_Work instructions_. Write out every entry exactly as it appears.

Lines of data

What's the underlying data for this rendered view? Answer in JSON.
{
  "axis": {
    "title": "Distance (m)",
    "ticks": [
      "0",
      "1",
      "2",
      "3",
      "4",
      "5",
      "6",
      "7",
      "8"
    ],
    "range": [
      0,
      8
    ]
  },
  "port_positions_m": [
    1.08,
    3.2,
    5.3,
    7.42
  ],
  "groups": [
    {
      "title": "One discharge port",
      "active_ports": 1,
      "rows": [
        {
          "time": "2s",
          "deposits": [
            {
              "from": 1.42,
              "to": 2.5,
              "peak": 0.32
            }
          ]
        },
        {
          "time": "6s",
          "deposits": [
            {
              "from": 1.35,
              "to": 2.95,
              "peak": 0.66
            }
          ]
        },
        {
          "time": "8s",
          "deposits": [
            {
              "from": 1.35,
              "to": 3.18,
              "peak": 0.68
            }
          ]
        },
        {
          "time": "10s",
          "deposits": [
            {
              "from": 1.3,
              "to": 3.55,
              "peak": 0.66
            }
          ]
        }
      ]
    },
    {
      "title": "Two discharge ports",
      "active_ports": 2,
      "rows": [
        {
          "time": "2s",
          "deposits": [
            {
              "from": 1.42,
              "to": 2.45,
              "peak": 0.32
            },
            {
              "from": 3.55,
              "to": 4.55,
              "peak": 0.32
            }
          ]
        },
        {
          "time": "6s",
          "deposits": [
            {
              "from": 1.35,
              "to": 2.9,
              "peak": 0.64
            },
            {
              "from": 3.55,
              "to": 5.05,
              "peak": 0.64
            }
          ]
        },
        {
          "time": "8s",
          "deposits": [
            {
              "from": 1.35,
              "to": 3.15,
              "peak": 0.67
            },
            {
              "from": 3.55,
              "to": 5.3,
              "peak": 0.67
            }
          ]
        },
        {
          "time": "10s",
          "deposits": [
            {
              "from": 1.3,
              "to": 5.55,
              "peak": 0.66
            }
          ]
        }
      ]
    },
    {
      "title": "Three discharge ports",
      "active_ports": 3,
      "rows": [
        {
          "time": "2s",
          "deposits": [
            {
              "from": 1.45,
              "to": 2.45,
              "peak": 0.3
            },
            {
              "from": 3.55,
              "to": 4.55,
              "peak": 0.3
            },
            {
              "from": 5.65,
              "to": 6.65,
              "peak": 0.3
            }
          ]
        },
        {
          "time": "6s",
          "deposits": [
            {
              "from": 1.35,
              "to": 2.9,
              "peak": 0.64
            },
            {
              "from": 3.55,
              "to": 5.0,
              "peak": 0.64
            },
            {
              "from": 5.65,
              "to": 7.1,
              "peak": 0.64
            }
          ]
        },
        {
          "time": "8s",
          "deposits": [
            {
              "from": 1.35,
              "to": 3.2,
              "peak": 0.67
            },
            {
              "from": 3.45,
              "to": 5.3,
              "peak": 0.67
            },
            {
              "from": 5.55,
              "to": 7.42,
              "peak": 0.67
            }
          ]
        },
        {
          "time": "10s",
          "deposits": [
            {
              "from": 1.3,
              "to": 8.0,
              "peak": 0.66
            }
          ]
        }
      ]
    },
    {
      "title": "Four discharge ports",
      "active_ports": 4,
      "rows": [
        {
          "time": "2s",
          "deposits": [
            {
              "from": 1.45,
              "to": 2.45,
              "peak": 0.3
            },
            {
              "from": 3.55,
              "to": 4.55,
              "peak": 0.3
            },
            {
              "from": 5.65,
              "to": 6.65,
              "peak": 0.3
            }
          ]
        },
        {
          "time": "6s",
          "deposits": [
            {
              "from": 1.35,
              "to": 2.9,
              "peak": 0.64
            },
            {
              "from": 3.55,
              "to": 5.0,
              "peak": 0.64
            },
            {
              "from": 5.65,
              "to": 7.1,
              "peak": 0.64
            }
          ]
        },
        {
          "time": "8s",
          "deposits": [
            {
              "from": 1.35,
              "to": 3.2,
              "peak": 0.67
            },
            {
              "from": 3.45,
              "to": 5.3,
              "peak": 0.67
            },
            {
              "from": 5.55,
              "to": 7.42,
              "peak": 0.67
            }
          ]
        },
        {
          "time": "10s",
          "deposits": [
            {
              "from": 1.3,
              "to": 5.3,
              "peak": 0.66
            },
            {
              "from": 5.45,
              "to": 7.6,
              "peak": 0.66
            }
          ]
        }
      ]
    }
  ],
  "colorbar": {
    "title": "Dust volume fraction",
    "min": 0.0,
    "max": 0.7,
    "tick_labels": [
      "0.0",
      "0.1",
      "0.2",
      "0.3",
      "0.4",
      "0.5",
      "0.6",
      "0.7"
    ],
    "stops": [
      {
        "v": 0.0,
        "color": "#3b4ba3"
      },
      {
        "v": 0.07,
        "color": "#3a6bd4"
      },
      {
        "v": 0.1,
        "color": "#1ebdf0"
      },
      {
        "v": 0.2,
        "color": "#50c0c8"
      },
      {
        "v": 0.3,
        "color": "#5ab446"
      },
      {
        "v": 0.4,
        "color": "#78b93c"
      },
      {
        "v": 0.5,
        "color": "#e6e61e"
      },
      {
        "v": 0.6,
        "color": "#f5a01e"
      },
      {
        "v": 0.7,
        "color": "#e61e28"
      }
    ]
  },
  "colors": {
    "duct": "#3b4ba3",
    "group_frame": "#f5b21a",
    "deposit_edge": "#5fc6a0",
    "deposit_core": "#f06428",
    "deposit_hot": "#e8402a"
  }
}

_Correct result_.
What's the underlying data for this rendered view? Answer in JSON.
{
  "axis": {
    "title": "Distance (m)",
    "ticks": [
      "0",
      "1",
      "2",
      "3",
      "4",
      "5",
      "6",
      "7",
      "8"
    ],
    "range": [
      0,
      8
    ]
  },
  "port_positions_m": [
    1.08,
    3.2,
    5.3,
    7.42
  ],
  "groups": [
    {
      "title": "One discharge port",
      "active_ports": 1,
      "rows": [
        {
          "time": "2s",
          "deposits": [
            {
              "from": 1.42,
              "to": 2.5,
              "peak": 0.32
            }
          ]
        },
        {
          "time": "6s",
          "deposits": [
            {
              "from": 1.35,
              "to": 2.95,
              "peak": 0.66
            }
          ]
        },
        {
          "time": "8s",
          "deposits": [
            {
              "from": 1.35,
              "to": 3.18,
              "peak": 0.68
            }
          ]
        },
        {
          "time": "10s",
          "deposits": [
            {
              "from": 1.3,
              "to": 3.55,
              "peak": 0.66
            }
          ]
        }
      ]
    },
    {
      "title": "Two discharge ports",
      "active_ports": 2,
      "rows": [
        {
          "time": "2s",
          "deposits": [
            {
              "from": 1.42,
              "to": 2.45,
              "peak": 0.32
            },
            {
              "from": 3.55,
              "to": 4.55,
              "peak": 0.32
            }
          ]
        },
        {
          "time": "6s",
          "deposits": [
            {
              "from": 1.35,
              "to": 2.9,
              "peak": 0.64
            },
            {
              "from": 3.55,
              "to": 5.05,
              "peak": 0.64
            }
          ]
        },
        {
          "time": "8s",
          "deposits": [
            {
              "from": 1.35,
              "to": 3.15,
              "peak": 0.67
            },
            {
              "from": 3.55,
              "to": 5.3,
              "peak": 0.67
            }
          ]
        },
        {
          "time": "10s",
          "deposits": [
            {
              "from": 1.3,
              "to": 5.55,
              "peak": 0.66
            }
          ]
        }
      ]
    },
    {
      "title": "Three discharge ports",
      "active_ports": 3,
      "rows": [
        {
          "time": "2s",
          "deposits": [
            {
              "from": 1.45,
              "to": 2.45,
              "peak": 0.3
            },
            {
              "from": 3.55,
              "to": 4.55,
              "peak": 0.3
            },
            {
              "from": 5.65,
              "to": 6.65,
              "peak": 0.3
            }
          ]
        },
        {
          "time": "6s",
          "deposits": [
            {
              "from": 1.35,
              "to": 2.9,
              "peak": 0.64
            },
            {
              "from": 3.55,
              "to": 5.0,
              "peak": 0.64
            },
            {
              "from": 5.65,
              "to": 7.1,
              "peak": 0.64
            }
          ]
        },
        {
          "time": "8s",
          "deposits": [
            {
              "from": 1.35,
              "to": 3.2,
              "peak": 0.67
            },
            {
              "from": 3.45,
              "to": 5.3,
              "peak": 0.67
            },
            {
              "from": 5.55,
              "to": 7.42,
              "peak": 0.67
            }
          ]
        },
        {
          "time": "10s",
          "deposits": [
            {
              "from": 1.3,
              "to": 8.0,
              "peak": 0.66
            }
          ]
        }
      ]
    },
    {
      "title": "Four discharge ports",
      "active_ports": 4,
      "rows": [
        {
          "time": "2s",
          "deposits": [
            {
              "from": 1.45,
              "to": 2.45,
              "peak": 0.3
            },
            {
              "from": 3.55,
              "to": 4.55,
              "peak": 0.3
            },
            {
              "from": 5.65,
              "to": 6.65,
              "peak": 0.3
            }
          ]
        },
        {
          "time": "6s",
          "deposits": [
            {
              "from": 1.35,
              "to": 2.9,
              "peak": 0.64
            },
            {
              "from": 3.55,
              "to": 5.0,
              "peak": 0.64
            },
            {
              "from": 5.65,
              "to": 7.1,
              "peak": 0.64
            }
          ]
        },
        {
          "time": "8s",
          "deposits": [
            {
              "from": 1.35,
              "to": 3.2,
              "peak": 0.67
            },
            {
              "from": 3.45,
              "to": 5.3,
              "peak": 0.67
            },
            {
              "from": 5.55,
              "to": 7.42,
              "peak": 0.67
            }
          ]
        },
        {
          "time": "10s",
          "deposits": [
            {
              "from": 1.3,
              "to": 5.3,
              "peak": 0.66
            },
            {
              "from": 5.45,
              "to": 7.6,
              "peak": 0.66
            }
          ]
        }
      ]
    }
  ],
  "colorbar": {
    "title": "Dust volume fraction",
    "min": 0.0,
    "max": 0.7,
    "tick_labels": [
      "0.0",
      "0.1",
      "0.2",
      "0.3",
      "0.4",
      "0.5",
      "0.6",
      "0.7"
    ],
    "stops": [
      {
        "v": 0.0,
        "color": "#3b4ba3"
      },
      {
        "v": 0.07,
        "color": "#3a6bd4"
      },
      {
        "v": 0.1,
        "color": "#1ebdf0"
      },
      {
        "v": 0.2,
        "color": "#50c0c8"
      },
      {
        "v": 0.3,
        "color": "#5ab446"
      },
      {
        "v": 0.4,
        "color": "#78b93c"
      },
      {
        "v": 0.5,
        "color": "#e6e61e"
      },
      {
        "v": 0.6,
        "color": "#f5a01e"
      },
      {
        "v": 0.7,
        "color": "#e61e28"
      }
    ]
  },
  "colors": {
    "duct": "#3b4ba3",
    "group_frame": "#f5b21a",
    "deposit_edge": "#5fc6a0",
    "deposit_core": "#f06428",
    "deposit_hot": "#e8402a"
  }
}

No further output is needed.